◆ WHAT YOU NEED TO DO ◆
Give the number of lines containing the word "قومك", and nothing else.

(Recorded data)
########################################

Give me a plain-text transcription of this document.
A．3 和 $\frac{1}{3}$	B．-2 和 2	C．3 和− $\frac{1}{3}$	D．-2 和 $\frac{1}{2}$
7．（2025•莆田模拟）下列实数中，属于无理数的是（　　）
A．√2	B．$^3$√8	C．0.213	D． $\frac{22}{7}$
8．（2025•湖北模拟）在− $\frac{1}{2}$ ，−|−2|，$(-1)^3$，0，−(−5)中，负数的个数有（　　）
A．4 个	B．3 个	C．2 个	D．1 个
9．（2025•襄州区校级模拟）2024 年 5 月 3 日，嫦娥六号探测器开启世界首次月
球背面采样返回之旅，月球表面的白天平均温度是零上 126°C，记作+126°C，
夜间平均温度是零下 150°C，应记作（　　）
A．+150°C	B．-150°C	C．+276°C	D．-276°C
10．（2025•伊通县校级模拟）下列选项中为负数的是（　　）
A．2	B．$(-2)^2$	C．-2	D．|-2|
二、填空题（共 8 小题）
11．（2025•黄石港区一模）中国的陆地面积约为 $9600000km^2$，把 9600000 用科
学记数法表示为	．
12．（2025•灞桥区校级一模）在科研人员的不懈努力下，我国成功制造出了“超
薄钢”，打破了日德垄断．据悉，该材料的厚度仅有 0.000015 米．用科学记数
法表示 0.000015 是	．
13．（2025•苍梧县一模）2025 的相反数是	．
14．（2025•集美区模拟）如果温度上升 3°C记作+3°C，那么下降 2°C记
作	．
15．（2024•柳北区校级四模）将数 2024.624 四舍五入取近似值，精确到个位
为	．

########################################

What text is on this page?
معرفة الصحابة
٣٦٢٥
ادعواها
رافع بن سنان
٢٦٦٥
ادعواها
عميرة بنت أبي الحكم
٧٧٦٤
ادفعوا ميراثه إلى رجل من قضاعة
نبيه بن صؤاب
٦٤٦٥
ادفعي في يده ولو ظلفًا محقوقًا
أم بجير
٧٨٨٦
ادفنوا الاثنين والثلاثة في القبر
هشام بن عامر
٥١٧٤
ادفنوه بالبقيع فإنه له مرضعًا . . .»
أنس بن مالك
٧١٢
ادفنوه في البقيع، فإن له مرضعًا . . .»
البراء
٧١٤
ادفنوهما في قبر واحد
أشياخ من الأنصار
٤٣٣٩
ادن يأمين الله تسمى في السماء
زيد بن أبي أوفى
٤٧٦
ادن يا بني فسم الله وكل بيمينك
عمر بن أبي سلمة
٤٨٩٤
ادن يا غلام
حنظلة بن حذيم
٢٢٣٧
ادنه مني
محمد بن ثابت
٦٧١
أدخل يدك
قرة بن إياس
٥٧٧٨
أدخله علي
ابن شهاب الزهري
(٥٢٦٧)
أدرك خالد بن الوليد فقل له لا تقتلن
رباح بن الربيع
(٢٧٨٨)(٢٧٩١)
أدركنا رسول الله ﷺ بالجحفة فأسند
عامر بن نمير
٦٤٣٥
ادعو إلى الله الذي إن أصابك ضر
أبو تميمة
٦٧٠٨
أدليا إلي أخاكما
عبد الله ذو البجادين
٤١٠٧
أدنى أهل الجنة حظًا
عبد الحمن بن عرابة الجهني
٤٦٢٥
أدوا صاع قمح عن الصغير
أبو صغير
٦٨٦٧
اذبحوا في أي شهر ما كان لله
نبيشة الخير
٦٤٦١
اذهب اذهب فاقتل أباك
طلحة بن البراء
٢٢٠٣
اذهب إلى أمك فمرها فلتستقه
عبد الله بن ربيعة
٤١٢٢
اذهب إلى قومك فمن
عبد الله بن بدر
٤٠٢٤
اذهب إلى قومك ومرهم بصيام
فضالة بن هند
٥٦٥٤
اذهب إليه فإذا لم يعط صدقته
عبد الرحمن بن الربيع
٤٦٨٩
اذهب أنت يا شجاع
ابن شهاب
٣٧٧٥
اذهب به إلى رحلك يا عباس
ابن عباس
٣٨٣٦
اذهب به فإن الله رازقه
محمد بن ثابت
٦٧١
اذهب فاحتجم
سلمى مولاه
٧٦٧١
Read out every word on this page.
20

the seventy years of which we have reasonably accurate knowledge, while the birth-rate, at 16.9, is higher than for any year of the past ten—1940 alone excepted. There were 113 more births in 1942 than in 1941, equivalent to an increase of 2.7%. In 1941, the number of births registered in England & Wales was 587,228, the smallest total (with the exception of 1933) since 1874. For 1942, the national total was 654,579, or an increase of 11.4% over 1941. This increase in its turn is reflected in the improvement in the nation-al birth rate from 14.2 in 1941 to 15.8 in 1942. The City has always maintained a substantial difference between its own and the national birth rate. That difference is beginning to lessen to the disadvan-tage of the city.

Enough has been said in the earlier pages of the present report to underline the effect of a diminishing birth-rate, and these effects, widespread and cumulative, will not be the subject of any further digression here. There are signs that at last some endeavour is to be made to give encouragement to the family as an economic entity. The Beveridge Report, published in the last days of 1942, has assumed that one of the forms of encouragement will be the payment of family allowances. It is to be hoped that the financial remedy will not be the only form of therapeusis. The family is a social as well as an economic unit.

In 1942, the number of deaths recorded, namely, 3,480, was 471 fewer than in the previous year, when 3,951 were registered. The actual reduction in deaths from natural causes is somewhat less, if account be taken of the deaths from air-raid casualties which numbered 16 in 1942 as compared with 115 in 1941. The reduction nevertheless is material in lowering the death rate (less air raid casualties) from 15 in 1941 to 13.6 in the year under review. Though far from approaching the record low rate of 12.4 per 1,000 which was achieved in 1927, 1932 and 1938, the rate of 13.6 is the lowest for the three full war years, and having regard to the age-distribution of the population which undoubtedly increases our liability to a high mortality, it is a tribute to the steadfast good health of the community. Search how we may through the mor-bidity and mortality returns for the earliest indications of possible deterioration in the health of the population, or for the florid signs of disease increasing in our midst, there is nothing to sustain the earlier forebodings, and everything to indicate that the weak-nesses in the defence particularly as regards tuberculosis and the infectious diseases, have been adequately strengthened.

########################################

◆ WRITTEN SOLUTION ◆
2